» **SOURCE EXTRACT**:
╭──

I have a model with a complex loss, computed per class of the model output.
As you can see below, I'm computing the loss with some custom loss function, assigning this value to the variable, as tensor are immutable in tensorflow.
def calc_loss(y_true, y_pred):
num_classes=10
pos_loss_class = tf.Variable(tf.zeros((1, num_classes), dtype=tf.dtypes.float32))
for idx in range(num_classes):
pos_loss = SOME_LOSS_FUNC(y_true[:, idx], y_pred[:, idx]
pos_loss_class[:, idx].assign(pos_loss)
return tf.reduce_mean(pos_loss_class)
My code is simple:
with tf.GradientTape() as tape:
output = model(input, training=True)
loss = calc_loss(targets, output)
grads = tape.gradient(loss, model.trainable_weights)
However, I receive None for all model's variables. From my understanding this is caused by a blocking manner of the state of the variable as written here: https://www.tensorflow.org/guide/autodiff#4_took_gradients_through_a_stateful_object
Any suggestions?
Here is the reproducible code, which is a toy example, but demonstrates the issue.
y_true = tf.Variable(tf.random.normal((1, 2)), name='targets')

╰──

» **DATA PROVIDED**:

╭──

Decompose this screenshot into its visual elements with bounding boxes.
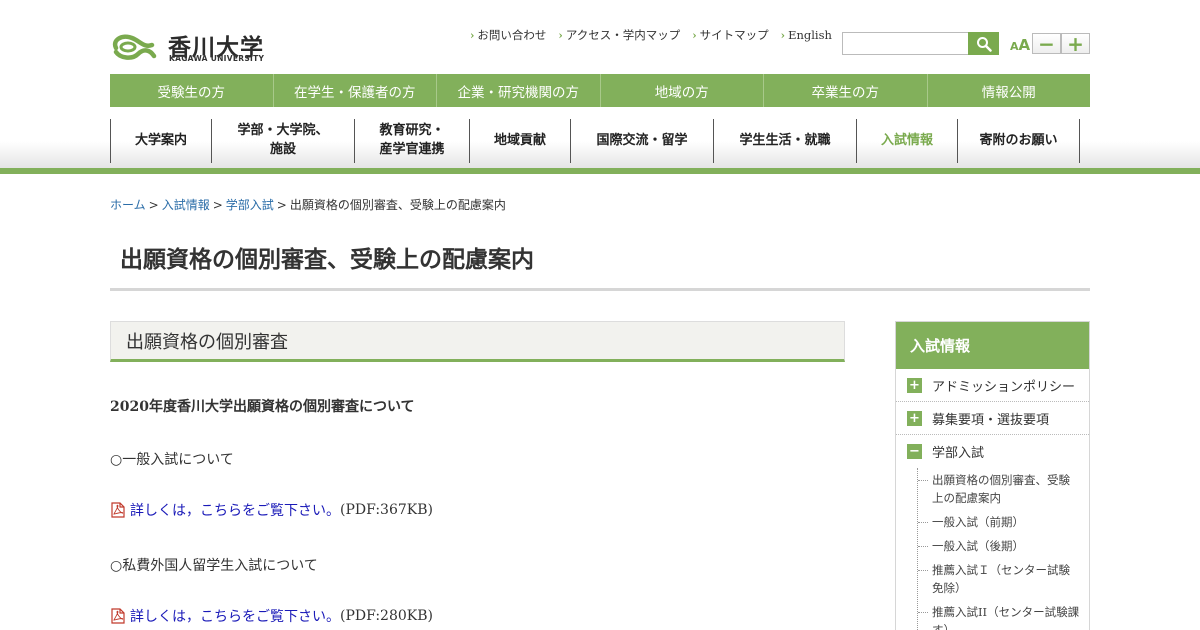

╰──

» **TASKS**:
[1] According to the forum post on TensorFlow gradients, what does the author get back for all of the model's variables after calling tape.gradient?
[2] List every distinct name beginning with "tf." that appears in the code in the forum post on TensorFlow gradients.

» **THE REPLIES**:
[1] None

[2]
tf.Variable
tf.zeros
tf.dtypes.float32
tf.reduce_mean
tf.GradientTape
tf.random.normal